» RECORD EXTRACTS
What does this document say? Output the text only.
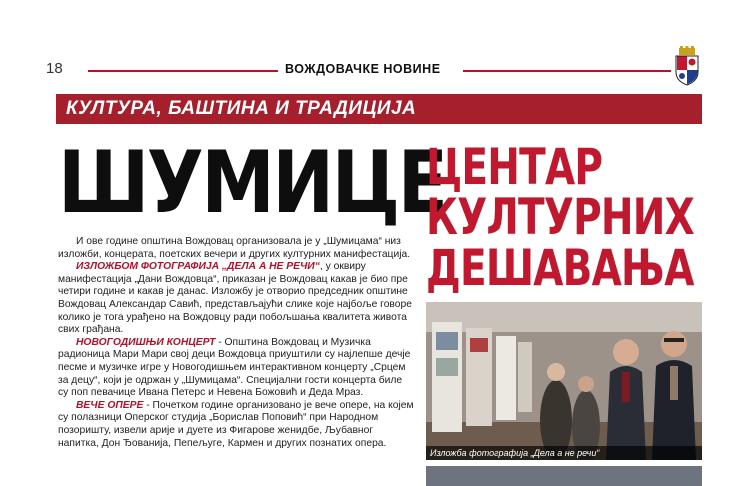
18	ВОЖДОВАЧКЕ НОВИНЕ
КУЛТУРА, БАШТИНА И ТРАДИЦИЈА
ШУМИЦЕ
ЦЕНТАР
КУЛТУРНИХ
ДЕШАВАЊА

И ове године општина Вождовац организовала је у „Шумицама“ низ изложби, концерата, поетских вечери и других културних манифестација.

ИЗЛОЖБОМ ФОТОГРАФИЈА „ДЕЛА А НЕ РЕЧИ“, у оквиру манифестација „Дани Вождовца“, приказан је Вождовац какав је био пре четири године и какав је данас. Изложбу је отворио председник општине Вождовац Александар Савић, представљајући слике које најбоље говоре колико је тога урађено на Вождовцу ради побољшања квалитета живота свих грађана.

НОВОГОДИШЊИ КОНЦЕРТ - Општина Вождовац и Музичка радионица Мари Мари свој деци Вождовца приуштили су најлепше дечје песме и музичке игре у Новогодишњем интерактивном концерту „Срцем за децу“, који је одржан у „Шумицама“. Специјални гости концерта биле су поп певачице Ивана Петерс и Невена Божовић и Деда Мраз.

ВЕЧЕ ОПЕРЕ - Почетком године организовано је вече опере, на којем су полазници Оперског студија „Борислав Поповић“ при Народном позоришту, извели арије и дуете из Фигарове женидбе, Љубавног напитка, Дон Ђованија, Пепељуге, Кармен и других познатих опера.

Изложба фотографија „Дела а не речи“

...

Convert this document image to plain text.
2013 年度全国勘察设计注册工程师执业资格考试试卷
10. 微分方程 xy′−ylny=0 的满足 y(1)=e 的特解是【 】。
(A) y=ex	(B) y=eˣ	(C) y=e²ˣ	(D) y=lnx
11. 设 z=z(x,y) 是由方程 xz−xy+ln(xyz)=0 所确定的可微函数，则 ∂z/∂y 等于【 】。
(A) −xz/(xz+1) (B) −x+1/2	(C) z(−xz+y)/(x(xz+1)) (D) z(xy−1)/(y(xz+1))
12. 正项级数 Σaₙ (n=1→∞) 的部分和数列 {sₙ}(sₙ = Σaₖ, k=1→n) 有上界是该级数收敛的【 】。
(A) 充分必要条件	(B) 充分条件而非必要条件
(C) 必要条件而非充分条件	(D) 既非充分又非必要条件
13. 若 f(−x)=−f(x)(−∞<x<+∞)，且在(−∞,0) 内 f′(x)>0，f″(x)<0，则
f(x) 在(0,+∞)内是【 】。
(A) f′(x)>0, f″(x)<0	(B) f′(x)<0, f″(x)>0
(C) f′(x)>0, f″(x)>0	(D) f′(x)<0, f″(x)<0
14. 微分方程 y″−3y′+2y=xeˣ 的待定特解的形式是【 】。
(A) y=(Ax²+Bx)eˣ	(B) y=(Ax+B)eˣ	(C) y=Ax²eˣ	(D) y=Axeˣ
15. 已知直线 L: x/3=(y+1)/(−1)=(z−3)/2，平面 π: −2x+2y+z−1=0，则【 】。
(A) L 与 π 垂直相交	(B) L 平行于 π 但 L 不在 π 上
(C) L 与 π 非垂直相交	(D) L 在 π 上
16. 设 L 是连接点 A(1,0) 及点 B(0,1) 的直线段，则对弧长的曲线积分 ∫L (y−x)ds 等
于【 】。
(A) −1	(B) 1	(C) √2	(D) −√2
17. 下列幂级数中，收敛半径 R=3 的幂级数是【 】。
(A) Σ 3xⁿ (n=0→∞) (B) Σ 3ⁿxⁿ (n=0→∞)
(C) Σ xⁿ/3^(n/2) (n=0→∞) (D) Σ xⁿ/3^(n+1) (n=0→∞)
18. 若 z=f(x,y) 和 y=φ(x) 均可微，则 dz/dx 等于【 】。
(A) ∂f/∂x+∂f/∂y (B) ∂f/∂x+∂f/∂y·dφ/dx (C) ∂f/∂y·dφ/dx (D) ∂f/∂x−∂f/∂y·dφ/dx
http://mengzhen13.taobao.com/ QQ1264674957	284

» PROBLEM REQUIREMENTS
Pick out every line with the string "微分方程" and copy it.

» RESULT
10. 微分方程 xy′−ylny=0 的满足 y(1)=e 的特解是【 】。
14. 微分方程 y″−3y′+2y=xeˣ 的待定特解的形式是【 】。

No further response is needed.